#### Exercise objective
Extract every line that contains the word "amplitude".

#### Data
◆ ◆ ◆
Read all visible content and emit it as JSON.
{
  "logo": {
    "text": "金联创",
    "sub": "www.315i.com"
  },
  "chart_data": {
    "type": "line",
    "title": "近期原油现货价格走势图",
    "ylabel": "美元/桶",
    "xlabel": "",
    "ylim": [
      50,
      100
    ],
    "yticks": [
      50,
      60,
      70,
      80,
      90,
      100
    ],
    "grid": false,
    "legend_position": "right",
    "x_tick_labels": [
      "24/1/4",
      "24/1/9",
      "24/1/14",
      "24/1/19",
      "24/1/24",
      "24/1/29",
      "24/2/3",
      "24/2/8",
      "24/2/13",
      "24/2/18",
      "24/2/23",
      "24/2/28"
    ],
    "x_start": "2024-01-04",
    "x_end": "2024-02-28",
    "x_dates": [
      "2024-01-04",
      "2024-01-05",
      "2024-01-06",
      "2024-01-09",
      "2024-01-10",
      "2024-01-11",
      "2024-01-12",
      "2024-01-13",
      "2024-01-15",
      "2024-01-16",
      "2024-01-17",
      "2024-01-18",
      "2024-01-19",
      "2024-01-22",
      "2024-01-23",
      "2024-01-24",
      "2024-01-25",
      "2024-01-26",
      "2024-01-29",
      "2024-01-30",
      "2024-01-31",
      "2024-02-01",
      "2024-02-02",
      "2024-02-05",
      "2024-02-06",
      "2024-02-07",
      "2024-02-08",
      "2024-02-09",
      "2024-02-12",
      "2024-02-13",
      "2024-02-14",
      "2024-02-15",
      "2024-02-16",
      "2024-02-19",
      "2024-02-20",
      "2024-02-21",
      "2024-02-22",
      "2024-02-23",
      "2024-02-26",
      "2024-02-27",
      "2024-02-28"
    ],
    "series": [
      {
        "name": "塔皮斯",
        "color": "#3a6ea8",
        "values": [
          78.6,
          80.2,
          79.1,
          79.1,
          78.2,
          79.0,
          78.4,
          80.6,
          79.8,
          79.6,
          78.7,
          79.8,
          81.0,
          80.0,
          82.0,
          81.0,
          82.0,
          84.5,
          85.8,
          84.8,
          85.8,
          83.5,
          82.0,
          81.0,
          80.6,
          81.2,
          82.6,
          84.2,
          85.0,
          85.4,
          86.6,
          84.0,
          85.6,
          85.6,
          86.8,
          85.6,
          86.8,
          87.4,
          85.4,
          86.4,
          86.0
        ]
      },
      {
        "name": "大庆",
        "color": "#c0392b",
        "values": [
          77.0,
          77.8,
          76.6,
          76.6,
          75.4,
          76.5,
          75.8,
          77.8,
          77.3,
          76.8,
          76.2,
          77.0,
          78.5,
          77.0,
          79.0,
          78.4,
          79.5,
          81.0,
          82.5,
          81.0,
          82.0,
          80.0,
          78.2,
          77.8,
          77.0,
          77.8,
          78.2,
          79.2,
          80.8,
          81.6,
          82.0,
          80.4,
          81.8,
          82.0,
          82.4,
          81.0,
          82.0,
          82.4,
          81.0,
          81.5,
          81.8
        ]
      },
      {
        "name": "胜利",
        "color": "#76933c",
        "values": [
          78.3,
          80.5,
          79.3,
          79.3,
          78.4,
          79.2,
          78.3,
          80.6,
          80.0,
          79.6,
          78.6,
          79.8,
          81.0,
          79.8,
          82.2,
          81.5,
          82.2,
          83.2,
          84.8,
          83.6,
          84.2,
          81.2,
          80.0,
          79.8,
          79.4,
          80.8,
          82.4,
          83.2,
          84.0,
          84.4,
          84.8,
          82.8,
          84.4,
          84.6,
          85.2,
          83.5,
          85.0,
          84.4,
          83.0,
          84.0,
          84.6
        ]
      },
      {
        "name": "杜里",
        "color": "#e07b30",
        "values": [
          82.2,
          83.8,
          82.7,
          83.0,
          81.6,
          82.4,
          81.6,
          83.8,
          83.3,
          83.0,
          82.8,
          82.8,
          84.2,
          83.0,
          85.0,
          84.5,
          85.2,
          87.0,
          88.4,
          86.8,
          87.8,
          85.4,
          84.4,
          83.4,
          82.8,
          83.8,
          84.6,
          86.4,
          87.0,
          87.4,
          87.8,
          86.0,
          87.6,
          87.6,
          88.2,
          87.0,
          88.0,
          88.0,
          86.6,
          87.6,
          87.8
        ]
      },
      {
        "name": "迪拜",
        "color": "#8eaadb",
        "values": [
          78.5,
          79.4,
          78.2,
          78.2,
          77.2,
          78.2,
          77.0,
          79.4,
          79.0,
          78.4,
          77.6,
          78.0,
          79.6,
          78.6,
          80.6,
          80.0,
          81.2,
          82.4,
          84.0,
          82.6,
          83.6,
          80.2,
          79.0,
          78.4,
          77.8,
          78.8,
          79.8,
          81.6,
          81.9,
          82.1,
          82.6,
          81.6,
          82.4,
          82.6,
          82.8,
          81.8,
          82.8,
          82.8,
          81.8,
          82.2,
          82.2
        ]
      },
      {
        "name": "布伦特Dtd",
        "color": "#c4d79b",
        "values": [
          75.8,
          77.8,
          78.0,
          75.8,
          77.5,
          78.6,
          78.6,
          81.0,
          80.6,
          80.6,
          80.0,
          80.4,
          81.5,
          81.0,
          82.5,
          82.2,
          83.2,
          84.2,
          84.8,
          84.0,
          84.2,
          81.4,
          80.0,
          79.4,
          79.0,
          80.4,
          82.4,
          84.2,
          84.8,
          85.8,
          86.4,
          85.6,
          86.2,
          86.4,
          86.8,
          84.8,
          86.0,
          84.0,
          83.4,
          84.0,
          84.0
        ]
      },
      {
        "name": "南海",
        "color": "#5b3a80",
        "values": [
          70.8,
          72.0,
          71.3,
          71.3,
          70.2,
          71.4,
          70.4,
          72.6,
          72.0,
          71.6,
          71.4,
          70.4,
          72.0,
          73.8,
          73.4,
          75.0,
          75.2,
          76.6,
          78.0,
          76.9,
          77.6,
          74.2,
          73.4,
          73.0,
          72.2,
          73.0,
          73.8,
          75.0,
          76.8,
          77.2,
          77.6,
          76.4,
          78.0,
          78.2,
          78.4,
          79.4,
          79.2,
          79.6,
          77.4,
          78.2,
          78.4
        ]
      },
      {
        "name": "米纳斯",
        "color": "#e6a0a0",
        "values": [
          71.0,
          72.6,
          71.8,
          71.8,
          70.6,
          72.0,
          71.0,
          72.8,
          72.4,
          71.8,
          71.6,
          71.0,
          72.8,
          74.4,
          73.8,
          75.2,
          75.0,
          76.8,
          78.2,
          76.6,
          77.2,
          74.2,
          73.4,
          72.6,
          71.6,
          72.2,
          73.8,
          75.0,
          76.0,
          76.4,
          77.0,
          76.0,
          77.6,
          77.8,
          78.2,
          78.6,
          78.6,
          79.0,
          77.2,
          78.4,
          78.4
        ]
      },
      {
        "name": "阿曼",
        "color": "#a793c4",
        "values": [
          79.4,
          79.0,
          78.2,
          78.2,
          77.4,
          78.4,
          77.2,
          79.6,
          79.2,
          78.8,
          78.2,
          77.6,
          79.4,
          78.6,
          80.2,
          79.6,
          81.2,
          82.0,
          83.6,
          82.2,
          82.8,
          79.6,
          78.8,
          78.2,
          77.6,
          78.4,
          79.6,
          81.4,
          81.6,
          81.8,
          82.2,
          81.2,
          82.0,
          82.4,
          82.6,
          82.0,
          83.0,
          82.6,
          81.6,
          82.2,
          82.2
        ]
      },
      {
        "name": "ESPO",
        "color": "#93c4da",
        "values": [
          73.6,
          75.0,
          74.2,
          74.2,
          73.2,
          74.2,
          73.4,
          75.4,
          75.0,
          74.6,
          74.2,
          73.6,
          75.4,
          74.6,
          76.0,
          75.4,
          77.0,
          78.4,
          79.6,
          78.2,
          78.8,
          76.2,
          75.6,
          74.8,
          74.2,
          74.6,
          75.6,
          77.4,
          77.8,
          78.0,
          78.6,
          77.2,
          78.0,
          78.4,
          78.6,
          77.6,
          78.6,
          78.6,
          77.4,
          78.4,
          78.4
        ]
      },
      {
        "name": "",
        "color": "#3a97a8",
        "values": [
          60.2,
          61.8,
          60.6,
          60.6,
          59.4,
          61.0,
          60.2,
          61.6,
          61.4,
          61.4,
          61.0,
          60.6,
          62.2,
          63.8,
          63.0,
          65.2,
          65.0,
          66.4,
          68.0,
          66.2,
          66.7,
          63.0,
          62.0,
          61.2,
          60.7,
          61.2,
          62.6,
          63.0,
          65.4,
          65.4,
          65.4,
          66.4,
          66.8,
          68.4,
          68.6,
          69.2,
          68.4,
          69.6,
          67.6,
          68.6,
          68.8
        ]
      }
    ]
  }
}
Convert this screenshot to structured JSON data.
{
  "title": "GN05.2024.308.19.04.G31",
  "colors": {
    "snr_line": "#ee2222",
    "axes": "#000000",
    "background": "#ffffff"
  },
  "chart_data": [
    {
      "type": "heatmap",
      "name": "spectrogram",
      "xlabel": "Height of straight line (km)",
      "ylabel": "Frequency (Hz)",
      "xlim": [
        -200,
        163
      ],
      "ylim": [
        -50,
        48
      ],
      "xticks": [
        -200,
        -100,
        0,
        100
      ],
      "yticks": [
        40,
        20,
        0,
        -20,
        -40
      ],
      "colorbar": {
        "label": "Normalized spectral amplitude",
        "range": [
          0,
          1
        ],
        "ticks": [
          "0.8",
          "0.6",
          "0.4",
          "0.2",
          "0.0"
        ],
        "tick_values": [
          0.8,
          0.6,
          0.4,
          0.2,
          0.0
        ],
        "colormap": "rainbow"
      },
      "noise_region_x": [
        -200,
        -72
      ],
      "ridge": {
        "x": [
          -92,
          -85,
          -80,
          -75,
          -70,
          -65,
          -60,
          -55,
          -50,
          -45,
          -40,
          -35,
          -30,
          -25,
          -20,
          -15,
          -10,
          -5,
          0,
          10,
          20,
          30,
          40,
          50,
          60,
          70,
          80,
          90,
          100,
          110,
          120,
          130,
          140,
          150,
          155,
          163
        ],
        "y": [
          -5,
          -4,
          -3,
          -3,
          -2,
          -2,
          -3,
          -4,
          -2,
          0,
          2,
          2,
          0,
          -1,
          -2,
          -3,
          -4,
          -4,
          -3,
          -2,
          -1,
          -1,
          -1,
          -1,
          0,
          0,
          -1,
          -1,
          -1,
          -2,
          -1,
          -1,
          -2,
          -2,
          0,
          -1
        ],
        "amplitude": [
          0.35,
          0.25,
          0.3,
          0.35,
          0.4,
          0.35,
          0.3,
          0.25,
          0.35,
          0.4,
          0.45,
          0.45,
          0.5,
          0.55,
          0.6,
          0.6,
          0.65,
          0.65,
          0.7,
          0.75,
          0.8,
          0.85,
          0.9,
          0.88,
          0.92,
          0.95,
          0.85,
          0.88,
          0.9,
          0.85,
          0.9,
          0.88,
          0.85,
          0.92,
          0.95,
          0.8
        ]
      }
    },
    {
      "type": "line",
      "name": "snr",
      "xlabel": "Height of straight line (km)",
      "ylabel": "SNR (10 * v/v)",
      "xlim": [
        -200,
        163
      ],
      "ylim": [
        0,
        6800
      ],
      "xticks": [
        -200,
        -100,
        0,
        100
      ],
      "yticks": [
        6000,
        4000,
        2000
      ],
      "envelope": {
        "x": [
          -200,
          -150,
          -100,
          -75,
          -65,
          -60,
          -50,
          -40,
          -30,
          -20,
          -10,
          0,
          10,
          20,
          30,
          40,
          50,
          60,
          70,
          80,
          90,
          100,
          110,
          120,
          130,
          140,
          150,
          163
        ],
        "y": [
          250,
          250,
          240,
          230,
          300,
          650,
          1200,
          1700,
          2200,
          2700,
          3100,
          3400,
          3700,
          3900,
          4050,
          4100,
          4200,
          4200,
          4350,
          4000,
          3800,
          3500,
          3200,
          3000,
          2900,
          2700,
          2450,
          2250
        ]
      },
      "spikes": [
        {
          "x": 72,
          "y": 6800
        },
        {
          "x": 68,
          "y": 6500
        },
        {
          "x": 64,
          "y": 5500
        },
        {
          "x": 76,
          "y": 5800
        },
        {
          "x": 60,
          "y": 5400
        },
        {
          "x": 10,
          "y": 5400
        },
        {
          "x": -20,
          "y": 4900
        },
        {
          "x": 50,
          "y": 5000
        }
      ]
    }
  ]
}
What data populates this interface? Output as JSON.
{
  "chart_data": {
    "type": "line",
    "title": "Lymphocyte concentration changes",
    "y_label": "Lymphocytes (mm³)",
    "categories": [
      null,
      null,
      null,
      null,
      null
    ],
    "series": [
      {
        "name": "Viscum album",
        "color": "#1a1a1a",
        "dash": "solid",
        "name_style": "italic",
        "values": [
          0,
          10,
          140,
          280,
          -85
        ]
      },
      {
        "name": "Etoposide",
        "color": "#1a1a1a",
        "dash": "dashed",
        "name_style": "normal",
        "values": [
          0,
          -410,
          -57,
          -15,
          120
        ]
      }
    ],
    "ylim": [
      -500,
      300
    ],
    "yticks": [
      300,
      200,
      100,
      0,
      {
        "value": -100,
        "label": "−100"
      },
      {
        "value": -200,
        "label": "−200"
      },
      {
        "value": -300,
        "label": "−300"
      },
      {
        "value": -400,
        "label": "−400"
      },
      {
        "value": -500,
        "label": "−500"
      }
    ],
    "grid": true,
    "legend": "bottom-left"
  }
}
◆ ◆ ◆
#### Task solution
        "label": "Normalized spectral amplitude",
        "amplitude": [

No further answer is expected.